:: What this task involves ::
Copy out every record precisely.

:: Extracted records ::

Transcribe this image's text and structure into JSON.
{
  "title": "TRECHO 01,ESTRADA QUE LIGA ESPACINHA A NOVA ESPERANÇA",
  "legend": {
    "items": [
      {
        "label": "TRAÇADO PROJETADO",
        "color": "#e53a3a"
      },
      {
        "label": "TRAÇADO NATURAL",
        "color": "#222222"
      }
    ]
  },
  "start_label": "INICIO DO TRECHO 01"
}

:: Final answer ::
Transcribe this image's text and structure into JSON.
{
  "title": "TRECHO 01,ESTRADA QUE LIGA ESPACINHA A NOVA ESPERANÇA",
  "legend": {
    "items": [
      {
        "label": "TRAÇADO PROJETADO",
        "color": "#e53a3a"
      },
      {
        "label": "TRAÇADO NATURAL",
        "color": "#222222"
      }
    ]
  },
  "start_label": "INICIO DO TRECHO 01"
}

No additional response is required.